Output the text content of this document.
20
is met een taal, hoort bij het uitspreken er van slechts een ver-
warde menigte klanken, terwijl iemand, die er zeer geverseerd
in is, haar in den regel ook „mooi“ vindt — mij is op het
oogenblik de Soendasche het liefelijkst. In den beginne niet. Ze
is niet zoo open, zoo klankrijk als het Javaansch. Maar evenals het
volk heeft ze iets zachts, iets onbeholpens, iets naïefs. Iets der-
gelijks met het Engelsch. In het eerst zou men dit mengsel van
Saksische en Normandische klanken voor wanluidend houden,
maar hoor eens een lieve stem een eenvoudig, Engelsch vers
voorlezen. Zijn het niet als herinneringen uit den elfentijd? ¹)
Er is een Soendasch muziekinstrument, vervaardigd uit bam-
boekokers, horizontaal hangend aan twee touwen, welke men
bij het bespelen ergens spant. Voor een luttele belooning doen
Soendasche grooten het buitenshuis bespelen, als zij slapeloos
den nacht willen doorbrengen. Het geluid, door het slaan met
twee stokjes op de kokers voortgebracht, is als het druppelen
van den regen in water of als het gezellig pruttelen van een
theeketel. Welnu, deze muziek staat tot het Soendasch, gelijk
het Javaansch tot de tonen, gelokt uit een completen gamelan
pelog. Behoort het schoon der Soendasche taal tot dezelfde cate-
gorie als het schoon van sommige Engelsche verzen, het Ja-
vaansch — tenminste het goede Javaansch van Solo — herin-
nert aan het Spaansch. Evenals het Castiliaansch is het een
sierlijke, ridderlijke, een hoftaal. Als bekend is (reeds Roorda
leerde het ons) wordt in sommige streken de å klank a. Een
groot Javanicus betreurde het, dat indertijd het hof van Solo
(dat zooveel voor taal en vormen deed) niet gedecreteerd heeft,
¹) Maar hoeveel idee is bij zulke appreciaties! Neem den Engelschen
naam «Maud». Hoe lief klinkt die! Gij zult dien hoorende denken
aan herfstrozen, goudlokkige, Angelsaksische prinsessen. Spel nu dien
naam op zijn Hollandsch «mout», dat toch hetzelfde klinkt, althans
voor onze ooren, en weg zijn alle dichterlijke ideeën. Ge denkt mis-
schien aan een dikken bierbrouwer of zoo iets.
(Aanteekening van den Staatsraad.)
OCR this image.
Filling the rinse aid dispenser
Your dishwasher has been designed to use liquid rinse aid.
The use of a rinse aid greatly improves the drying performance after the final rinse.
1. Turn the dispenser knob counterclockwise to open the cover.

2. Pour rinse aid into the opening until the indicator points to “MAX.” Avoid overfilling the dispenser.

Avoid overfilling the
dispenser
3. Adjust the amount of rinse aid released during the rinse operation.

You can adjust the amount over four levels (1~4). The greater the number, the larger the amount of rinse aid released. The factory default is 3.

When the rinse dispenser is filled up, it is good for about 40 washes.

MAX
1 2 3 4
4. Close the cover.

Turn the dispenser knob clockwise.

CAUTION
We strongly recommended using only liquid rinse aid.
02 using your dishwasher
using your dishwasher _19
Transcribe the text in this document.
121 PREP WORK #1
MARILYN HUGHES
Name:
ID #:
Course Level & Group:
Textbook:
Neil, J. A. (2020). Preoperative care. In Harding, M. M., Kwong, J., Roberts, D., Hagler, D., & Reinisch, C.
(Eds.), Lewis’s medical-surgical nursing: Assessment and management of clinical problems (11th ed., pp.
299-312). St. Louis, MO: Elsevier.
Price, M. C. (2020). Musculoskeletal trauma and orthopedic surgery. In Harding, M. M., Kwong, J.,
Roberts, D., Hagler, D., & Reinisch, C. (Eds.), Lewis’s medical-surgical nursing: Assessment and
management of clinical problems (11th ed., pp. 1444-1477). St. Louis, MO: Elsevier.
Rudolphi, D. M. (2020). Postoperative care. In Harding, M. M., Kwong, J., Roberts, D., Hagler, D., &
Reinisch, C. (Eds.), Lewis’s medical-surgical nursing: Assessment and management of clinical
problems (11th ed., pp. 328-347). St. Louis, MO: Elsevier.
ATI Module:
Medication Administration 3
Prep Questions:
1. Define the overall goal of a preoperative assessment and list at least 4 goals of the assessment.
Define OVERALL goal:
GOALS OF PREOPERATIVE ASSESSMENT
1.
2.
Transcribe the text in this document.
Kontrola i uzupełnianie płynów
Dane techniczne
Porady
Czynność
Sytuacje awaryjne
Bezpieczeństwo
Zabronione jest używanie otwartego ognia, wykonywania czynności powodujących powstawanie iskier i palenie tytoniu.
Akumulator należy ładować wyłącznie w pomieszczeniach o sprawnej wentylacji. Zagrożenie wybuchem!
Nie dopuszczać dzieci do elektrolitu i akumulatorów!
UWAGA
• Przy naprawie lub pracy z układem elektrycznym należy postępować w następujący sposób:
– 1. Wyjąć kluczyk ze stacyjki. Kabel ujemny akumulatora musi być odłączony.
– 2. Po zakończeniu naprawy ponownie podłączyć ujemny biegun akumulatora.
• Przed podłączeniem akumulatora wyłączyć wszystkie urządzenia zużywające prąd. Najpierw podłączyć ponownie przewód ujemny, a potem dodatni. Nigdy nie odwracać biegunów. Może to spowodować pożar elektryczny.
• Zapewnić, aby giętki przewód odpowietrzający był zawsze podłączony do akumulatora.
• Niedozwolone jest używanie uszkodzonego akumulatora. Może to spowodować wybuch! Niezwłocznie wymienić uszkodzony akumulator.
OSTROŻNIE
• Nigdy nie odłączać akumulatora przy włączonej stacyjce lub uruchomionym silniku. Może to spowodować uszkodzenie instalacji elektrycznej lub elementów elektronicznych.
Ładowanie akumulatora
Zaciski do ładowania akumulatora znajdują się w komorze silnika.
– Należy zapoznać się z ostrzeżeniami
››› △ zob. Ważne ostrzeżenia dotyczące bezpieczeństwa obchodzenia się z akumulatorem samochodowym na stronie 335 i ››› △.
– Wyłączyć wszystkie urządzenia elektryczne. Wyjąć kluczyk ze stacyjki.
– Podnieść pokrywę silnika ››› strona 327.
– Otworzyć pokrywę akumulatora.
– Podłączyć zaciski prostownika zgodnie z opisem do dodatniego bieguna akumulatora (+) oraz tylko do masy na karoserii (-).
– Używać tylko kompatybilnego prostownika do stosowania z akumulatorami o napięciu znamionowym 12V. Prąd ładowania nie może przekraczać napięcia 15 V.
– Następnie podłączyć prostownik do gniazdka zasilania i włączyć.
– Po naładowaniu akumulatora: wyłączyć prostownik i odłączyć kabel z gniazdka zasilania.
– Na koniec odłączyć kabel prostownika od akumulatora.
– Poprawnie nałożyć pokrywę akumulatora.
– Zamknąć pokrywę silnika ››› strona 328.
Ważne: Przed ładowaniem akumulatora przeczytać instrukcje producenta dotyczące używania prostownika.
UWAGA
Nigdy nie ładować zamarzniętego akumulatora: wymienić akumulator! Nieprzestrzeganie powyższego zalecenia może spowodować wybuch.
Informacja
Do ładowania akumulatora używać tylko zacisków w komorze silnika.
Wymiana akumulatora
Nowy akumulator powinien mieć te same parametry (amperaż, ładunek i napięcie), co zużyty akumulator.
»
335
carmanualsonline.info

Written instruction: Set down all of the entries exactly, please.

Exercise response:
Output the text content of this document.
20
is met een taal, hoort bij het uitspreken er van slechts een ver-
warde menigte klanken, terwijl iemand, die er zeer geverseerd
in is, haar in den regel ook „mooi“ vindt — mij is op het
oogenblik de Soendasche het liefelijkst. In den beginne niet. Ze
is niet zoo open, zoo klankrijk als het Javaansch. Maar evenals het
volk heeft ze iets zachts, iets onbeholpens, iets naïefs. Iets der-
gelijks met het Engelsch. In het eerst zou men dit mengsel van
Saksische en Normandische klanken voor wanluidend houden,
maar hoor eens een lieve stem een eenvoudig, Engelsch vers
voorlezen. Zijn het niet als herinneringen uit den elfentijd? ¹)
Er is een Soendasch muziekinstrument, vervaardigd uit bam-
boekokers, horizontaal hangend aan twee touwen, welke men
bij het bespelen ergens spant. Voor een luttele belooning doen
Soendasche grooten het buitenshuis bespelen, als zij slapeloos
den nacht willen doorbrengen. Het geluid, door het slaan met
twee stokjes op de kokers voortgebracht, is als het druppelen
van den regen in water of als het gezellig pruttelen van een
theeketel. Welnu, deze muziek staat tot het Soendasch, gelijk
het Javaansch tot de tonen, gelokt uit een completen gamelan
pelog. Behoort het schoon der Soendasche taal tot dezelfde cate-
gorie als het schoon van sommige Engelsche verzen, het Ja-
vaansch — tenminste het goede Javaansch van Solo — herin-
nert aan het Spaansch. Evenals het Castiliaansch is het een
sierlijke, ridderlijke, een hoftaal. Als bekend is (reeds Roorda
leerde het ons) wordt in sommige streken de å klank a. Een
groot Javanicus betreurde het, dat indertijd het hof van Solo
(dat zooveel voor taal en vormen deed) niet gedecreteerd heeft,
¹) Maar hoeveel idee is bij zulke appreciaties! Neem den Engelschen
naam «Maud». Hoe lief klinkt die! Gij zult dien hoorende denken
aan herfstrozen, goudlokkige, Angelsaksische prinsessen. Spel nu dien
naam op zijn Hollandsch «mout», dat toch hetzelfde klinkt, althans
voor onze ooren, en weg zijn alle dichterlijke ideeën. Ge denkt mis-
schien aan een dikken bierbrouwer of zoo iets.
(Aanteekening van den Staatsraad.)
OCR this image.
Filling the rinse aid dispenser
Your dishwasher has been designed to use liquid rinse aid.
The use of a rinse aid greatly improves the drying performance after the final rinse.
1. Turn the dispenser knob counterclockwise to open the cover.

2. Pour rinse aid into the opening until the indicator points to “MAX.” Avoid overfilling the dispenser.

Avoid overfilling the
dispenser
3. Adjust the amount of rinse aid released during the rinse operation.

You can adjust the amount over four levels (1~4). The greater the number, the larger the amount of rinse aid released. The factory default is 3.

When the rinse dispenser is filled up, it is good for about 40 washes.

MAX
1 2 3 4
4. Close the cover.

Turn the dispenser knob clockwise.

CAUTION
We strongly recommended using only liquid rinse aid.
02 using your dishwasher
using your dishwasher _19
Transcribe the text in this document.
121 PREP WORK #1
MARILYN HUGHES
Name:
ID #:
Course Level & Group:
Textbook:
Neil, J. A. (2020). Preoperative care. In Harding, M. M., Kwong, J., Roberts, D., Hagler, D., & Reinisch, C.
(Eds.), Lewis’s medical-surgical nursing: Assessment and management of clinical problems (11th ed., pp.
299-312). St. Louis, MO: Elsevier.
Price, M. C. (2020). Musculoskeletal trauma and orthopedic surgery. In Harding, M. M., Kwong, J.,
Roberts, D., Hagler, D., & Reinisch, C. (Eds.), Lewis’s medical-surgical nursing: Assessment and
management of clinical problems (11th ed., pp. 1444-1477). St. Louis, MO: Elsevier.
Rudolphi, D. M. (2020). Postoperative care. In Harding, M. M., Kwong, J., Roberts, D., Hagler, D., &
Reinisch, C. (Eds.), Lewis’s medical-surgical nursing: Assessment and management of clinical
problems (11th ed., pp. 328-347). St. Louis, MO: Elsevier.
ATI Module:
Medication Administration 3
Prep Questions:
1. Define the overall goal of a preoperative assessment and list at least 4 goals of the assessment.
Define OVERALL goal:
GOALS OF PREOPERATIVE ASSESSMENT
1.
2.
Transcribe the text in this document.
Kontrola i uzupełnianie płynów
Dane techniczne
Porady
Czynność
Sytuacje awaryjne
Bezpieczeństwo
Zabronione jest używanie otwartego ognia, wykonywania czynności powodujących powstawanie iskier i palenie tytoniu.
Akumulator należy ładować wyłącznie w pomieszczeniach o sprawnej wentylacji. Zagrożenie wybuchem!
Nie dopuszczać dzieci do elektrolitu i akumulatorów!
UWAGA
• Przy naprawie lub pracy z układem elektrycznym należy postępować w następujący sposób:
– 1. Wyjąć kluczyk ze stacyjki. Kabel ujemny akumulatora musi być odłączony.
– 2. Po zakończeniu naprawy ponownie podłączyć ujemny biegun akumulatora.
• Przed podłączeniem akumulatora wyłączyć wszystkie urządzenia zużywające prąd. Najpierw podłączyć ponownie przewód ujemny, a potem dodatni. Nigdy nie odwracać biegunów. Może to spowodować pożar elektryczny.
• Zapewnić, aby giętki przewód odpowietrzający był zawsze podłączony do akumulatora.
• Niedozwolone jest używanie uszkodzonego akumulatora. Może to spowodować wybuch! Niezwłocznie wymienić uszkodzony akumulator.
OSTROŻNIE
• Nigdy nie odłączać akumulatora przy włączonej stacyjce lub uruchomionym silniku. Może to spowodować uszkodzenie instalacji elektrycznej lub elementów elektronicznych.
Ładowanie akumulatora
Zaciski do ładowania akumulatora znajdują się w komorze silnika.
– Należy zapoznać się z ostrzeżeniami
››› △ zob. Ważne ostrzeżenia dotyczące bezpieczeństwa obchodzenia się z akumulatorem samochodowym na stronie 335 i ››› △.
– Wyłączyć wszystkie urządzenia elektryczne. Wyjąć kluczyk ze stacyjki.
– Podnieść pokrywę silnika ››› strona 327.
– Otworzyć pokrywę akumulatora.
– Podłączyć zaciski prostownika zgodnie z opisem do dodatniego bieguna akumulatora (+) oraz tylko do masy na karoserii (-).
– Używać tylko kompatybilnego prostownika do stosowania z akumulatorami o napięciu znamionowym 12V. Prąd ładowania nie może przekraczać napięcia 15 V.
– Następnie podłączyć prostownik do gniazdka zasilania i włączyć.
– Po naładowaniu akumulatora: wyłączyć prostownik i odłączyć kabel z gniazdka zasilania.
– Na koniec odłączyć kabel prostownika od akumulatora.
– Poprawnie nałożyć pokrywę akumulatora.
– Zamknąć pokrywę silnika ››› strona 328.
Ważne: Przed ładowaniem akumulatora przeczytać instrukcje producenta dotyczące używania prostownika.
UWAGA
Nigdy nie ładować zamarzniętego akumulatora: wymienić akumulator! Nieprzestrzeganie powyższego zalecenia może spowodować wybuch.
Informacja
Do ładowania akumulatora używać tylko zacisków w komorze silnika.
Wymiana akumulatora
Nowy akumulator powinien mieć te same parametry (amperaż, ładunek i napięcie), co zużyty akumulator.
»
335
carmanualsonline.info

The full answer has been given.